## begin Records
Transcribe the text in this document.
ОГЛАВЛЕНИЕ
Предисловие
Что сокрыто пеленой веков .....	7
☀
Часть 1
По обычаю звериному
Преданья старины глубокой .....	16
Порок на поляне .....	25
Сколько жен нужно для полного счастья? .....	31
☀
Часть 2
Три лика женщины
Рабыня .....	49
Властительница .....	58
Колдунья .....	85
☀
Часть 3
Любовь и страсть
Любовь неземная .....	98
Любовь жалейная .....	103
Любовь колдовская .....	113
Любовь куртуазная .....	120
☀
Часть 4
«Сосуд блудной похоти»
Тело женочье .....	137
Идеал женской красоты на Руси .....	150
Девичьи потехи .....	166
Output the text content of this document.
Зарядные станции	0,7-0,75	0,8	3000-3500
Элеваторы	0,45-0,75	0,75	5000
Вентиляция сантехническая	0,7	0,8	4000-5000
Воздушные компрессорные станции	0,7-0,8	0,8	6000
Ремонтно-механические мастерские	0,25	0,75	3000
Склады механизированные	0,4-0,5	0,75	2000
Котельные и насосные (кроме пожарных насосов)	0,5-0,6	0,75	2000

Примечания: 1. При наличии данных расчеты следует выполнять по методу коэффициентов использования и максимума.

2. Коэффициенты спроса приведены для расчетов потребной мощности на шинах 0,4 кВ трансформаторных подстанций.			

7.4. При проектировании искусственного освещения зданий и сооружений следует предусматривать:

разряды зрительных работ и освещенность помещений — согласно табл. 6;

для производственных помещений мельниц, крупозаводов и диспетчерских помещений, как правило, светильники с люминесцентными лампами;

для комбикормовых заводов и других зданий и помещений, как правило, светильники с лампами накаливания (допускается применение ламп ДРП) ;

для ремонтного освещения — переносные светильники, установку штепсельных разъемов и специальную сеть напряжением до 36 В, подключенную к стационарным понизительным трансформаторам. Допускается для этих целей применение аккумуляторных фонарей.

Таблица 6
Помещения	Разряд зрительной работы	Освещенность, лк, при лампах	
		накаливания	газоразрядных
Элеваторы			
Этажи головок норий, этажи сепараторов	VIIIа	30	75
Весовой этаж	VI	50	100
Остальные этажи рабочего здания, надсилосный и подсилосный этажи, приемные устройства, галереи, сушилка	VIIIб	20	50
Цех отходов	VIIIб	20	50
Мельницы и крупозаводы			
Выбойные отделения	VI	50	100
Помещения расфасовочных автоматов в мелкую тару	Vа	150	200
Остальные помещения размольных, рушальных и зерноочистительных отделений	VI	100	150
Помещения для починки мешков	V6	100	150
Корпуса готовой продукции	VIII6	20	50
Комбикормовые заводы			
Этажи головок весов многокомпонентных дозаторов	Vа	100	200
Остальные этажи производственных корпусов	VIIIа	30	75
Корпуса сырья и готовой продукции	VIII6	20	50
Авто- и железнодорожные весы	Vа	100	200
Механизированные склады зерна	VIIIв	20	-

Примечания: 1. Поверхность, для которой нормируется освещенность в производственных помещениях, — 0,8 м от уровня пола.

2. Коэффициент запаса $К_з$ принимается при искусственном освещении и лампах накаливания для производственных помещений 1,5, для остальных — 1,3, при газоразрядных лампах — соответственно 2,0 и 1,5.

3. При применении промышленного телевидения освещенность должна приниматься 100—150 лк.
## end Records
List all lines in the material containing the string "Корпуса".

## Result for this task
Корпуса готовой продукции	VIII6	20	50
Корпуса сырья и готовой продукции	VIII6	20	50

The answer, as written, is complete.